▸ **GIVEN PROBLEM**
Count the lines in the records below that contain the word "competitive", and reply with only that number.

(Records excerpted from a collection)
· · · ·
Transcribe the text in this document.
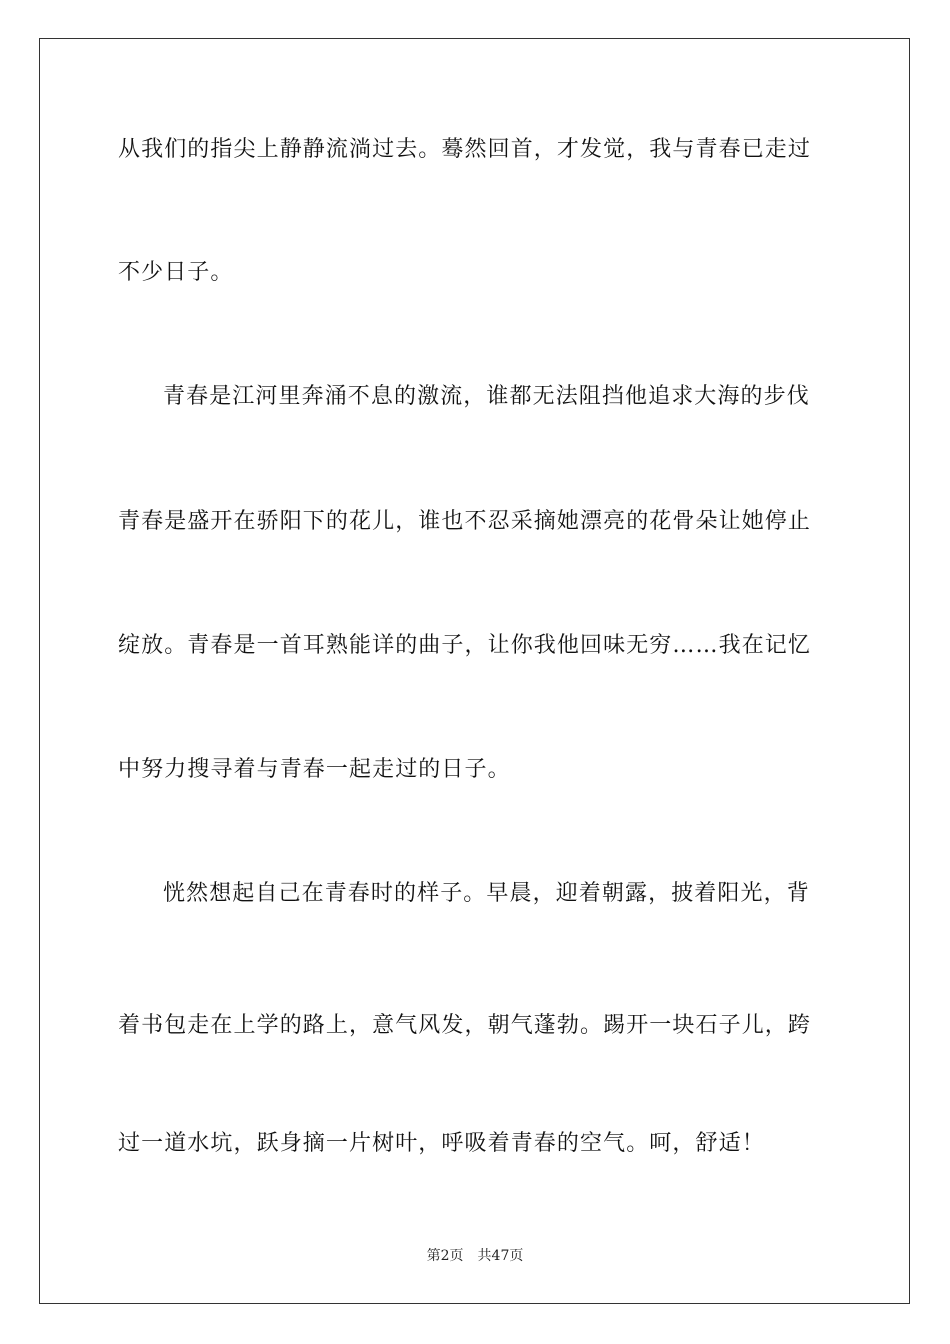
从我们的指尖上静静流淌过去。蓦然回首，才发觉，我与青春已走过
不少日子。
青春是江河里奔涌不息的激流，谁都无法阻挡他追求大海的步伐
青春是盛开在骄阳下的花儿，谁也不忍采摘她漂亮的花骨朵让她停止
绽放。青春是一首耳熟能详的曲子，让你我他回味无穷……我在记忆
中努力搜寻着与青春一起走过的日子。
恍然想起自己在青春时的样子。早晨，迎着朝露，披着阳光，背
着书包走在上学的路上，意气风发，朝气蓬勃。踢开一块石子儿，跨
过一道水坑，跃身摘一片树叶，呼吸着青春的空气。呵，舒适！
第2页 共47页
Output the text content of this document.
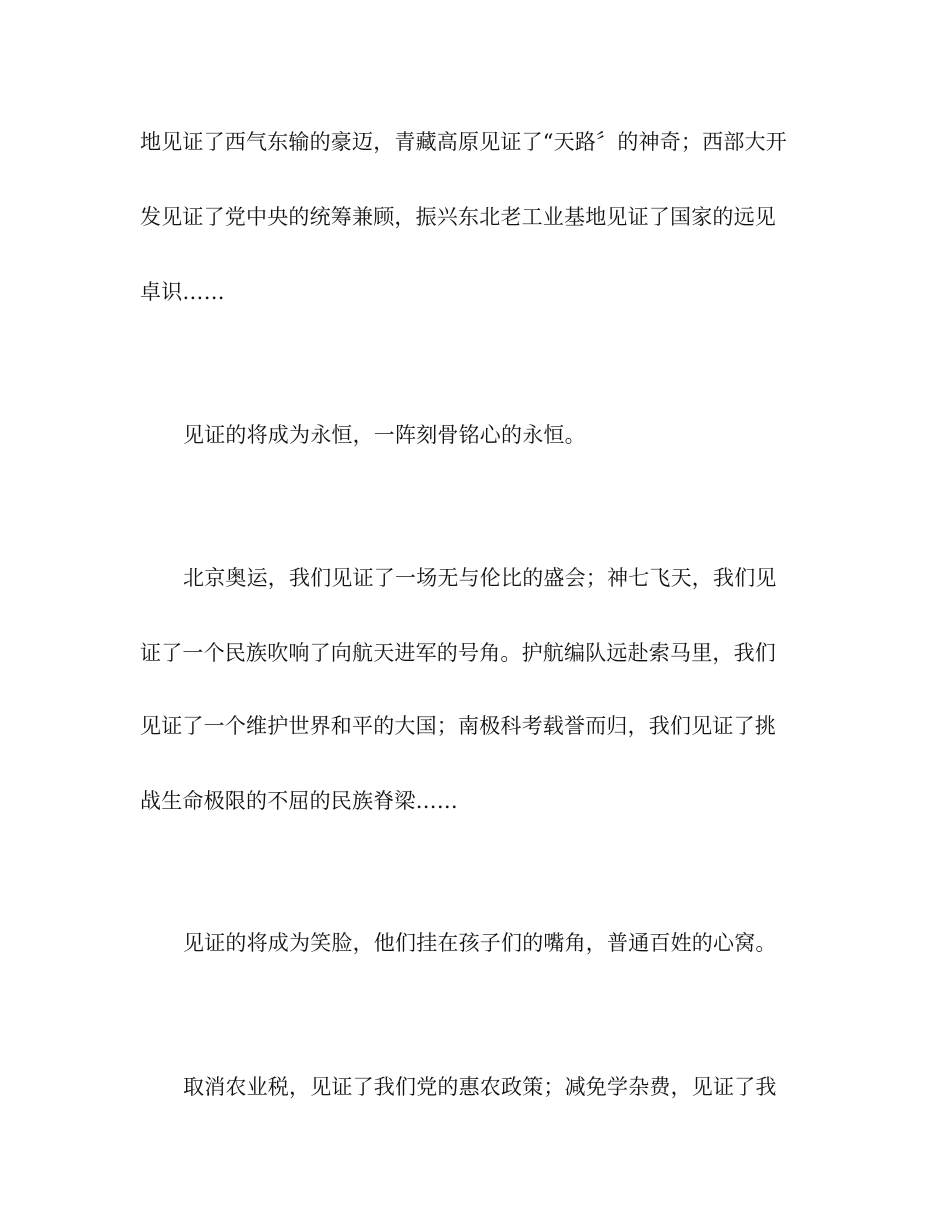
地见证了西气东输的豪迈，青藏高原见证了“天路〞的神奇；西部大开
发见证了党中央的统筹兼顾，振兴东北老工业基地见证了国家的远见
卓识……
见证的将成为永恒，一阵刻骨铭心的永恒。
北京奥运，我们见证了一场无与伦比的盛会；神七飞天，我们见
证了一个民族吹响了向航天进军的号角。护航编队远赴索马里，我们
见证了一个维护世界和平的大国；南极科考载誉而归，我们见证了挑
战生命极限的不屈的民族脊梁……
见证的将成为笑脸，他们挂在孩子们的嘴角，普通百姓的心窝。
取消农业税，见证了我们党的惠农政策；减免学杂费，见证了我
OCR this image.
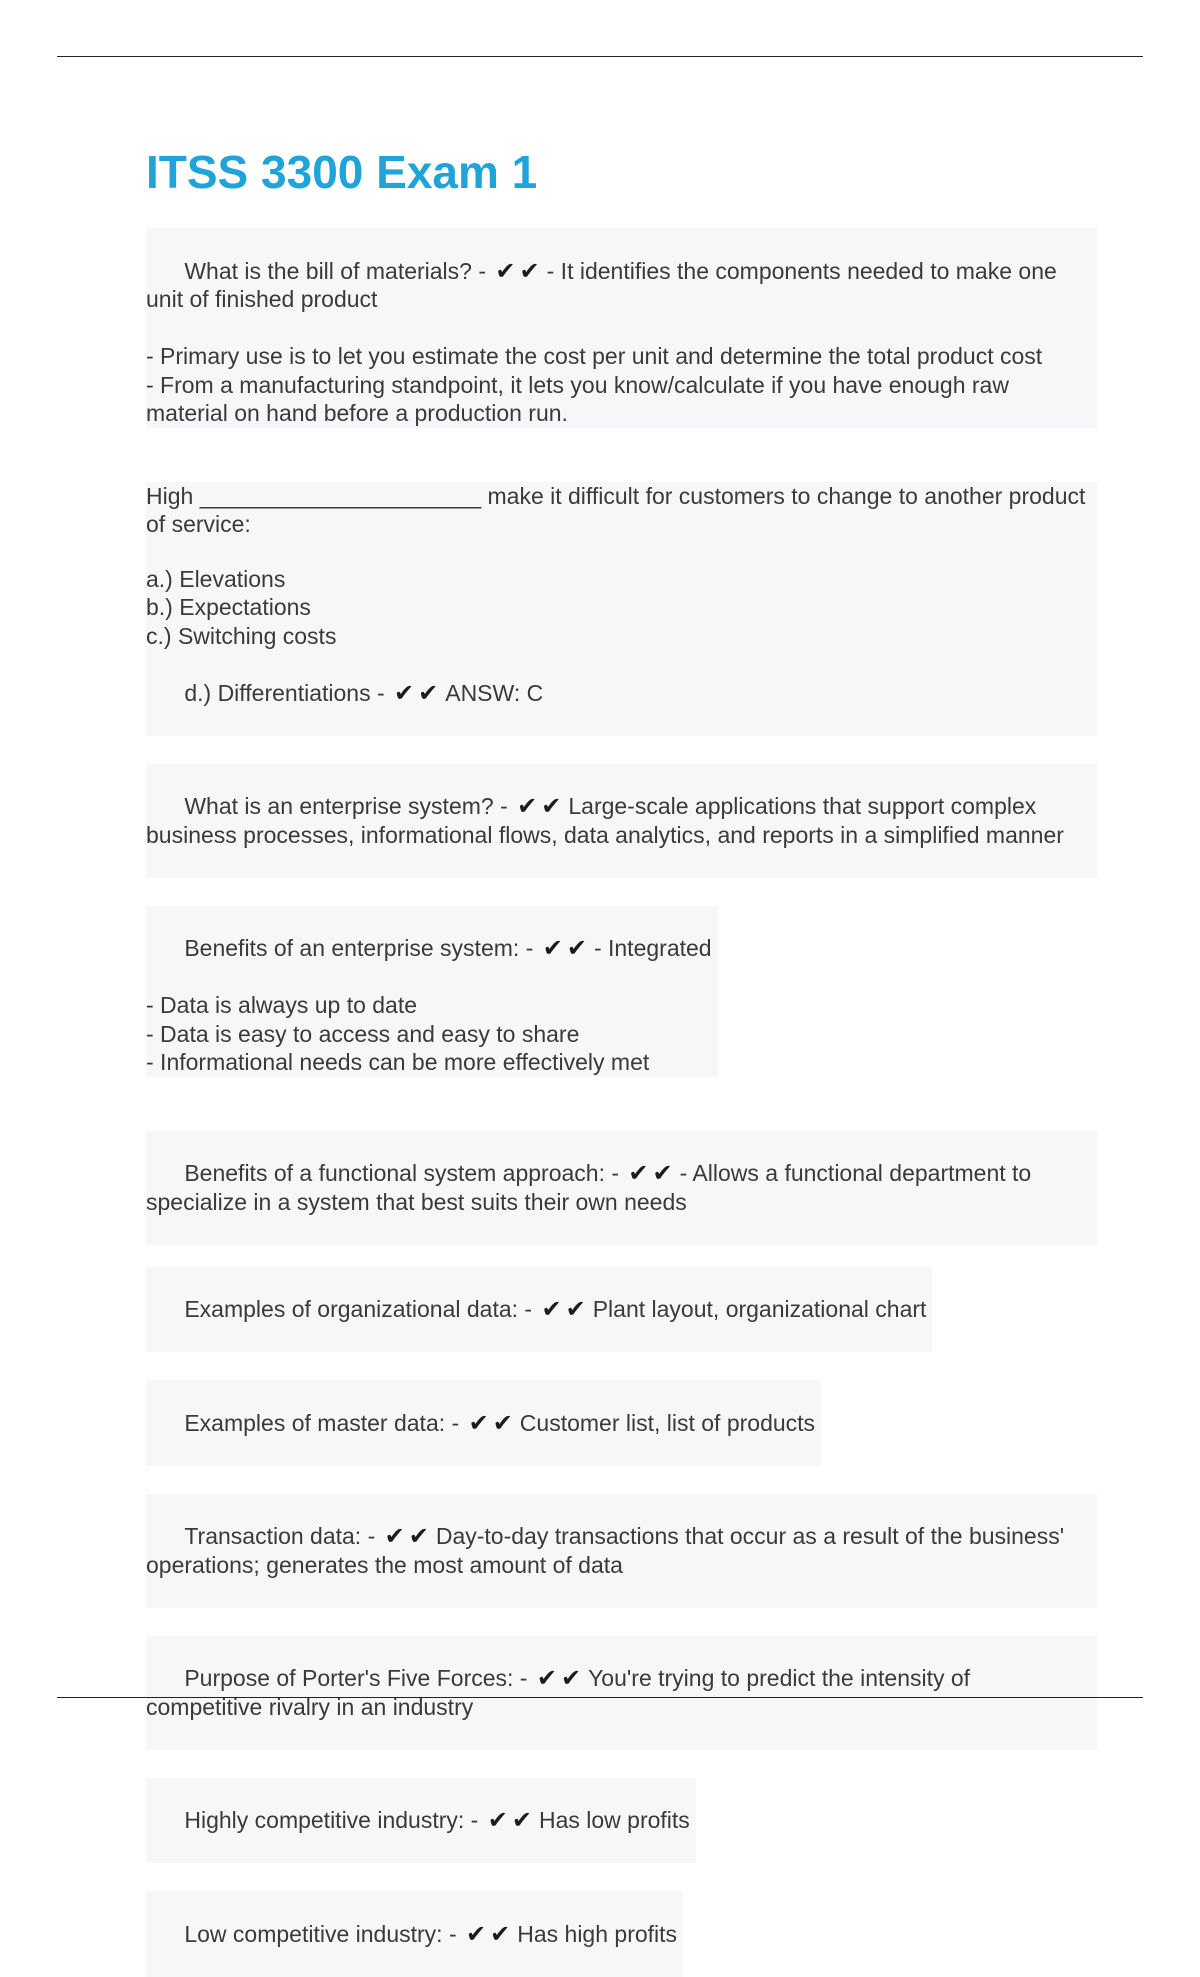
ITSS 3300 Exam 1

What is the bill of materials? - ✔✔ - It identifies the components needed to make one unit of finished product

- Primary use is to let you estimate the cost per unit and determine the total product cost
- From a manufacturing standpoint, it lets you know/calculate if you have enough raw material on hand before a production run.
High ______________________ make it difficult for customers to change to another product of service:
a.) Elevations
b.) Expectations
c.) Switching costs

d.) Differentiations - ✔✔ ANSW: C

What is an enterprise system? - ✔✔ Large-scale applications that support complex business processes, informational flows, data analytics, and reports in a simplified manner

Benefits of an enterprise system: - ✔✔ - Integrated

- Data is always up to date
- Data is easy to access and easy to share
- Informational needs can be more effectively met

Benefits of a functional system approach: - ✔✔ - Allows a functional department to specialize in a system that best suits their own needs

Examples of organizational data: - ✔✔ Plant layout, organizational chart

Examples of master data: - ✔✔ Customer list, list of products

Transaction data: - ✔✔ Day-to-day transactions that occur as a result of the business' operations; generates the most amount of data

Purpose of Porter's Five Forces: - ✔✔ You're trying to predict the intensity of competitive rivalry in an industry

Highly competitive industry: - ✔✔ Has low profits

Low competitive industry: - ✔✔ Has high profits
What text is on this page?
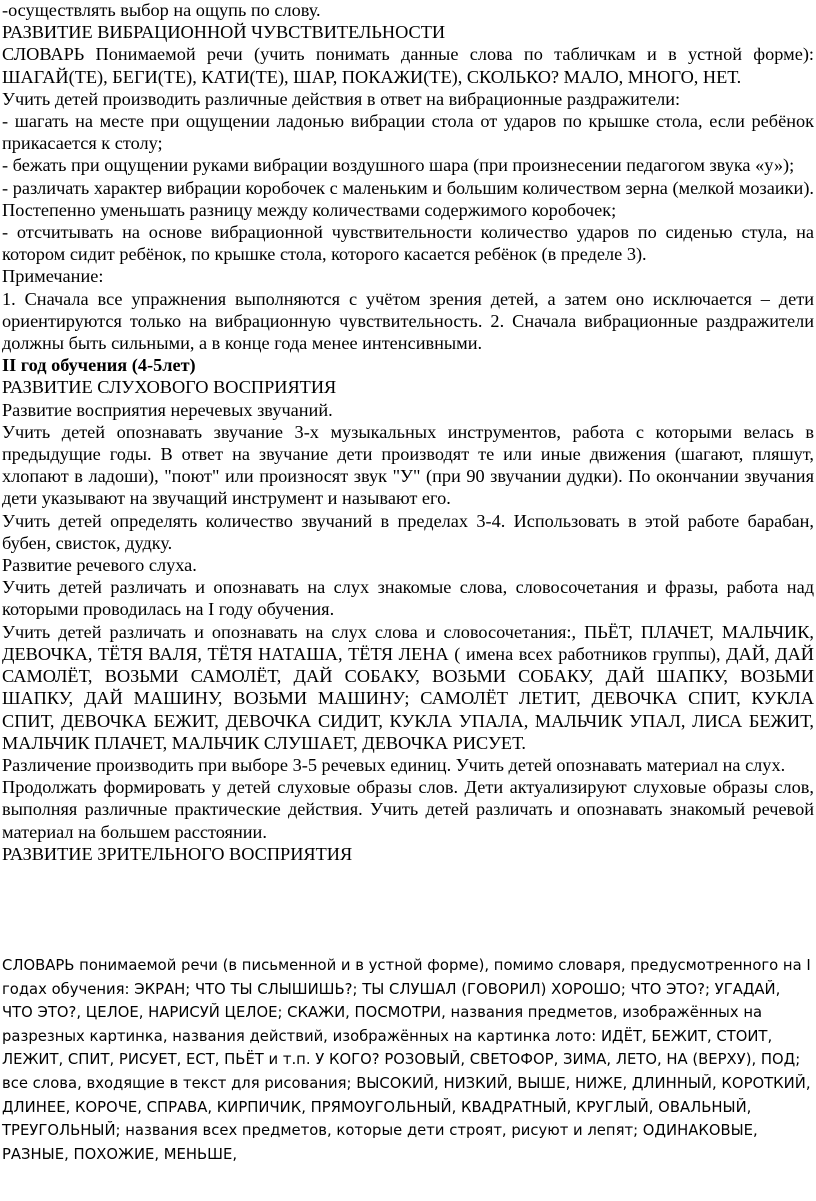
-осуществлять выбор на ощупь по слову.

РАЗВИТИЕ ВИБРАЦИОННОЙ ЧУВСТВИТЕЛЬНОСТИ

СЛОВАРЬ Понимаемой речи (учить понимать данные слова по табличкам и в устной форме): ШАГАЙ(ТЕ), БЕГИ(ТЕ), КАТИ(ТЕ), ШАР, ПОКАЖИ(ТЕ), СКОЛЬКО? МАЛО, МНОГО, НЕТ.

Учить детей производить различные действия в ответ на вибрационные раздражители:

- шагать на месте при ощущении ладонью вибрации стола от ударов по крышке стола, если ребёнок прикасается к столу;

- бежать при ощущении руками вибрации воздушного шара (при произнесении педагогом звука «у»);

- различать характер вибрации коробочек с маленьким и большим количеством зерна (мелкой мозаики). Постепенно уменьшать разницу между количествами содержимого коробочек;

- отсчитывать на основе вибрационной чувствительности количество ударов по сиденью стула, на котором сидит ребёнок, по крышке стола, которого касается ребёнок (в пределе 3).

Примечание:

1. Сначала все упражнения выполняются с учётом зрения детей, а затем оно исключается – дети ориентируются только на вибрационную чувствительность. 2. Сначала вибрационные раздражители должны быть сильными, а в конце года менее интенсивными.

II год обучения (4-5лет)

РАЗВИТИЕ СЛУХОВОГО ВОСПРИЯТИЯ

Развитие восприятия неречевых звучаний.

Учить детей опознавать звучание 3-х музыкальных инструментов, работа с которыми велась в предыдущие годы. В ответ на звучание дети производят те или иные движения (шагают, пляшут, хлопают в ладоши), "поют" или произносят звук "У" (при 90 звучании дудки). По окончании звучания дети указывают на звучащий инструмент и называют его.

Учить детей определять количество звучаний в пределах 3-4. Использовать в этой работе барабан, бубен, свисток, дудку.

Развитие речевого слуха.

Учить детей различать и опознавать на слух знакомые слова, словосочетания и фразы, работа над которыми проводилась на I году обучения.

Учить детей различать и опознавать на слух слова и словосочетания:, ПЬЁТ, ПЛАЧЕТ, МАЛЬЧИК, ДЕВОЧКА, ТЁТЯ ВАЛЯ, ТЁТЯ НАТАША, ТЁТЯ ЛЕНА ( имена всех работников группы), ДАЙ, ДАЙ САМОЛЁТ, ВОЗЬМИ САМОЛЁТ, ДАЙ СОБАКУ, ВОЗЬМИ СОБАКУ, ДАЙ ШАПКУ, ВОЗЬМИ ШАПКУ, ДАЙ МАШИНУ, ВОЗЬМИ МАШИНУ; САМОЛЁТ ЛЕТИТ, ДЕВОЧКА СПИТ, КУКЛА СПИТ, ДЕВОЧКА БЕЖИТ, ДЕВОЧКА СИДИТ, КУКЛА УПАЛА, МАЛЬЧИК УПАЛ, ЛИСА БЕЖИТ, МАЛЬЧИК ПЛАЧЕТ, МАЛЬЧИК СЛУШАЕТ, ДЕВОЧКА РИСУЕТ.

Различение производить при выборе 3-5 речевых единиц. Учить детей опознавать материал на слух.

Продолжать формировать у детей слуховые образы слов. Дети актуализируют слуховые образы слов, выполняя различные практические действия. Учить детей различать и опознавать знакомый речевой материал на большем расстоянии.

РАЗВИТИЕ ЗРИТЕЛЬНОГО ВОСПРИЯТИЯ

СЛОВАРЬ понимаемой речи (в письменной и в устной форме), помимо словаря, предусмотренного на I годах обучения: ЭКРАН; ЧТО ТЫ СЛЫШИШЬ?; ТЫ СЛУШАЛ (ГОВОРИЛ) ХОРОШО; ЧТО ЭТО?; УГАДАЙ, ЧТО ЭТО?, ЦЕЛОЕ, НАРИСУЙ ЦЕЛОЕ; СКАЖИ, ПОСМОТРИ, названия предметов, изображённых на разрезных картинка, названия действий, изображённых на картинка лото: ИДЁТ, БЕЖИТ, СТОИТ, ЛЕЖИТ, СПИТ, РИСУЕТ, ЕСТ, ПЬЁТ и т.п. У КОГО? РОЗОВЫЙ, СВЕТОФОР, ЗИМА, ЛЕТО, НА (ВЕРХУ), ПОД; все слова, входящие в текст для рисования; ВЫСОКИЙ, НИЗКИЙ, ВЫШЕ, НИЖЕ, ДЛИННЫЙ, КОРОТКИЙ, ДЛИНЕЕ, КОРОЧЕ, СПРАВА, КИРПИЧИК, ПРЯМОУГОЛЬНЫЙ, КВАДРАТНЫЙ, КРУГЛЫЙ, ОВАЛЬНЫЙ, ТРЕУГОЛЬНЫЙ; названия всех предметов, которые дети строят, рисуют и лепят; ОДИНАКОВЫЕ, РАЗНЫЕ, ПОХОЖИЕ, МЕНЬШЕ,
· · · ·
▸ **THE SOLUTION**
3